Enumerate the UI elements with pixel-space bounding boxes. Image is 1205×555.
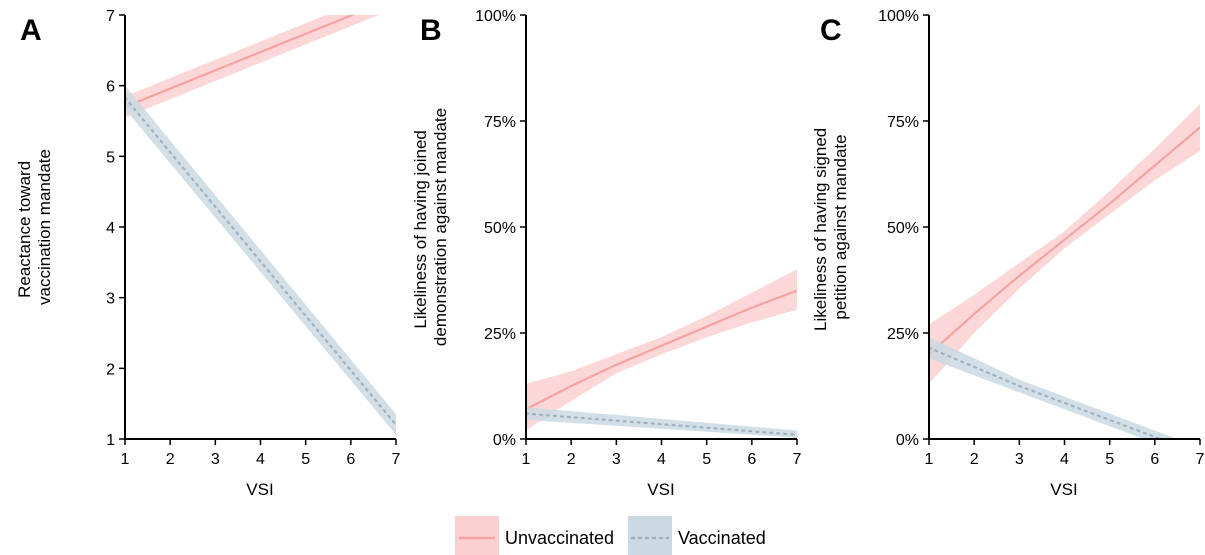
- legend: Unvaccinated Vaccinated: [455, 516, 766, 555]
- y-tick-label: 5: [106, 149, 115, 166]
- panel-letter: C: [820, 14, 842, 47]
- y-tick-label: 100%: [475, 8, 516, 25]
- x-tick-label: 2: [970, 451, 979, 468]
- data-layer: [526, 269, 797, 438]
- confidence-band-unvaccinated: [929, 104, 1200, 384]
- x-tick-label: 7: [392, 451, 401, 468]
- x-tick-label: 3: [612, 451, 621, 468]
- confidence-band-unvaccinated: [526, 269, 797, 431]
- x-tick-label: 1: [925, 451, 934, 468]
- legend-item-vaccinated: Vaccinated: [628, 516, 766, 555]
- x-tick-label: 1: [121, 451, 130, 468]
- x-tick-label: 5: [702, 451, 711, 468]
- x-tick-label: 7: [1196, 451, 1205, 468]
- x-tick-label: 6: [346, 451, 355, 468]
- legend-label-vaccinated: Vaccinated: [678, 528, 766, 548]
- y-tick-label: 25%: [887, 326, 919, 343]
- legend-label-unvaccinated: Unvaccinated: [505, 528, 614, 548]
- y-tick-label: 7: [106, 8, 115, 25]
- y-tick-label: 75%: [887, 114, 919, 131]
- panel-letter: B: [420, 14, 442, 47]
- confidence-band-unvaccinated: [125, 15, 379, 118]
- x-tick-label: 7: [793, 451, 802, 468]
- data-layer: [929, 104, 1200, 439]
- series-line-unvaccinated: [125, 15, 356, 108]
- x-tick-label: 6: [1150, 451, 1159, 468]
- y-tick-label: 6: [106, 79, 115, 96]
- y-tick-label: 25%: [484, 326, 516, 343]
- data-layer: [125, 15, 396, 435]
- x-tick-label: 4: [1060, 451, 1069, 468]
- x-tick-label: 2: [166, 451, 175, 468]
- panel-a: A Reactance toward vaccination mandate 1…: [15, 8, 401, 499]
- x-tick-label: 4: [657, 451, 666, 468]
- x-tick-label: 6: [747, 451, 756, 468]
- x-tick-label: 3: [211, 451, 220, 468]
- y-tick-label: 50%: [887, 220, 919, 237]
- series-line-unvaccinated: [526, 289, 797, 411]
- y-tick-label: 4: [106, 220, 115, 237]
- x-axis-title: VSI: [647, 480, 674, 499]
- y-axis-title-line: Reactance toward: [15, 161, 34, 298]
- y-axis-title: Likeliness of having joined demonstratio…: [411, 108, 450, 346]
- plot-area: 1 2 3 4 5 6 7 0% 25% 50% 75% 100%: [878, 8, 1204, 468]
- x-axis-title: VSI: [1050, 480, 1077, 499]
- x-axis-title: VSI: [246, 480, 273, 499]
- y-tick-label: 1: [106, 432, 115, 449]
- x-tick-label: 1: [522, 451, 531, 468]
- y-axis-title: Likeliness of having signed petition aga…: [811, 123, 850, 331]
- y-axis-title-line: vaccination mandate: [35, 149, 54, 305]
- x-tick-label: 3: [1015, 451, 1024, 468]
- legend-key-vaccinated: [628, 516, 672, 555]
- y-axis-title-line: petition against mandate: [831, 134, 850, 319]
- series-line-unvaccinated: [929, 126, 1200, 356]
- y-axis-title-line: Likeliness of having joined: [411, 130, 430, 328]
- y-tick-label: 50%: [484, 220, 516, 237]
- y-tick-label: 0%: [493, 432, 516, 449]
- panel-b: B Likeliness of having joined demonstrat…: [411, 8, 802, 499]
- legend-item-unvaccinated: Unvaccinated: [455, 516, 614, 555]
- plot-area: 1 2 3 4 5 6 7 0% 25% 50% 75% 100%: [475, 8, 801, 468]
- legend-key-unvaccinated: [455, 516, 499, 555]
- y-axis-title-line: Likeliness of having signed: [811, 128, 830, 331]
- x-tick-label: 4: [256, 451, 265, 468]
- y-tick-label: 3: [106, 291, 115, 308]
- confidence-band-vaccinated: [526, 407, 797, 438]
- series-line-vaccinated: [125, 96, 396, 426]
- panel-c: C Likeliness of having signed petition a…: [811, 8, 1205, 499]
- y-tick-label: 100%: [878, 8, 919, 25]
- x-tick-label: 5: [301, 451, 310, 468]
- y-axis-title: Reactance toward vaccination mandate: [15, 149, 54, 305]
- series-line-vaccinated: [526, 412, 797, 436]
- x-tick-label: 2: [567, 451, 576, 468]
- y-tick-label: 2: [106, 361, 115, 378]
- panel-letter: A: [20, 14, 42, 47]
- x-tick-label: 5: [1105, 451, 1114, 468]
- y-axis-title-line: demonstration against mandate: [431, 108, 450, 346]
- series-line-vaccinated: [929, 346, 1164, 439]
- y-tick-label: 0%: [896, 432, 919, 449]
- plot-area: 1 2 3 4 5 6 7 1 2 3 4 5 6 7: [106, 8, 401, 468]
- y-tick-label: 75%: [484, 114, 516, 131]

::::::

▶ **AIM**
Convert every line of the records above into a Markdown table with the columns "No." and "Entry", numbering the rows and skipping blank lines. Leave the pictures out of the table.

▶ **EXERCISE RESPONSE**
| No. | Entry |
|---|---|
| 1 | Enumerate the UI elements with pixel-space bounding boxes. Image is 1205×555. |
| 2 | - legend: Unvaccinated Vaccinated: [455, 516, 766, 555] |
| 3 | - y-tick-label: 5: [106, 149, 115, 166] |
| 4 | - panel-letter: C: [820, 14, 842, 47] |
| 5 | - y-tick-label: 100%: [475, 8, 516, 25] |
| 6 | - x-tick-label: 2: [970, 451, 979, 468] |
| 7 | - data-layer: [526, 269, 797, 438] |
| 8 | - confidence-band-unvaccinated: [929, 104, 1200, 384] |
| 9 | - x-tick-label: 7: [392, 451, 401, 468] |
| 10 | - x-tick-label: 3: [612, 451, 621, 468] |
| 11 | - confidence-band-unvaccinated: [526, 269, 797, 431] |
| 12 | - x-tick-label: 1: [925, 451, 934, 468] |
| 13 | - legend-item-vaccinated: Vaccinated: [628, 516, 766, 555] |
| 14 | - x-tick-label: 1: [121, 451, 130, 468] |
| 15 | - x-tick-label: 5: [702, 451, 711, 468] |
| 16 | - x-tick-label: 7: [1196, 451, 1205, 468] |
| 17 | - x-tick-label: 6: [346, 451, 355, 468] |
| 18 | - legend-label-vaccinated: Vaccinated: [678, 528, 766, 548] |
| 19 | - y-tick-label: 25%: [887, 326, 919, 343] |
| 20 | - legend-label-unvaccinated: Unvaccinated: [505, 528, 614, 548] |
| 21 | - y-tick-label: 7: [106, 8, 115, 25] |
| 22 | - y-tick-label: 75%: [887, 114, 919, 131] |
| 23 | - panel-letter: B: [420, 14, 442, 47] |
| 24 | - confidence-band-unvaccinated: [125, 15, 379, 118] |
| 25 | - x-tick-label: 7: [793, 451, 802, 468] |
| 26 | - data-layer: [929, 104, 1200, 439] |
| 27 | - series-line-unvaccinated: [125, 15, 356, 108] |
| 28 | - x-tick-label: 6: [1150, 451, 1159, 468] |
| 29 | - y-tick-label: 6: [106, 79, 115, 96] |
| 30 | - y-tick-label: 25%: [484, 326, 516, 343] |
| 31 | - data-layer: [125, 15, 396, 435] |
| 32 | - x-tick-label: 4: [1060, 451, 1069, 468] |
| 33 | - x-tick-label: 2: [166, 451, 175, 468] |
| 34 | - panel-a: A Reactance toward vaccination mandate 1…: [15, 8, 401, 499] |
| 35 | - x-tick-label: 4: [657, 451, 666, 468] |
| 36 | - x-tick-label: 6: [747, 451, 756, 468] |
| 37 | - x-tick-label: 3: [211, 451, 220, 468] |
| 38 | - y-tick-label: 50%: [887, 220, 919, 237] |
| 39 | - series-line-unvaccinated: [526, 289, 797, 411] |
| 40 | - y-tick-label: 4: [106, 220, 115, 237] |
| 41 | - x-axis-title: VSI: [647, 480, 674, 499] |
| 42 | - y-axis-title-line: Reactance toward: [15, 161, 34, 298] |
| 43 | - y-axis-title: Likeliness of having joined demonstratio…: [411, 108, 450, 346] |
| 44 | - plot-area: 1 2 3 4 5 6 7 0% 25% 50% 75% 100%: [878, 8, 1204, 468] |
| 45 | - x-axis-title: VSI: [1050, 480, 1077, 499] |
| 46 | - x-axis-title: VSI: [246, 480, 273, 499] |
| 47 | - y-tick-label: 1: [106, 432, 115, 449] |
| 48 | - x-tick-label: 1: [522, 451, 531, 468] |
| 49 | - y-axis-title: Likeliness of having signed petition aga…: [811, 123, 850, 331] |
| 50 | - y-axis-title-line: vaccination mandate: [35, 149, 54, 305] |
| 51 | - x-tick-label: 3: [1015, 451, 1024, 468] |
| 52 | - legend-key-vaccinated: [628, 516, 672, 555] |
| 53 | - y-axis-title-line: petition against mandate: [831, 134, 850, 319] |
| 54 | - series-line-unvaccinated: [929, 126, 1200, 356] |
| 55 | - y-axis-title-line: Likeliness of having joined: [411, 130, 430, 328] |
| 56 | - y-tick-label: 50%: [484, 220, 516, 237] |
| 57 | - y-tick-label: 0%: [493, 432, 516, 449] |
| 58 | - panel-b: B Likeliness of having joined demonstrat…: [411, 8, 802, 499] |
| 59 | - legend-item-unvaccinated: Unvaccinated: [455, 516, 614, 555] |
| 60 | - plot-area: 1 2 3 4 5 6 7 0% 25% 50% 75% 100%: [475, 8, 801, 468] |
| 61 | - legend-key-unvaccinated: [455, 516, 499, 555] |
| 62 | - y-axis-title-line: Likeliness of having signed: [811, 128, 830, 331] |
| 63 | - x-tick-label: 4: [256, 451, 265, 468] |
| 64 | - y-tick-label: 3: [106, 291, 115, 308] |
| 65 | - confidence-band-vaccinated: [526, 407, 797, 438] |
| 66 | - series-line-vaccinated: [125, 96, 396, 426] |
| 67 | - panel-c: C Likeliness of having signed petition a…: [811, 8, 1205, 499] |
| 68 | - y-tick-label: 100%: [878, 8, 919, 25] |
| 69 | - x-tick-label: 5: [301, 451, 310, 468] |
| 70 | - y-axis-title: Reactance toward vaccination mandate: [15, 149, 54, 305] |
| 71 | - series-line-vaccinated: [526, 412, 797, 436] |
| 72 | - x-tick-label: 2: [567, 451, 576, 468] |
| 73 | - y-tick-label: 2: [106, 361, 115, 378] |
| 74 | - panel-letter: A: [20, 14, 42, 47] |
| 75 | - x-tick-label: 5: [1105, 451, 1114, 468] |
| 76 | - y-axis-title-line: demonstration against mandate: [431, 108, 450, 346] |
| 77 | - series-line-vaccinated: [929, 346, 1164, 439] |
| 78 | - y-tick-label: 0%: [896, 432, 919, 449] |
| 79 | - plot-area: 1 2 3 4 5 6 7 1 2 3 4 5 6 7: [106, 8, 401, 468] |
| 80 | - y-tick-label: 75%: [484, 114, 516, 131] |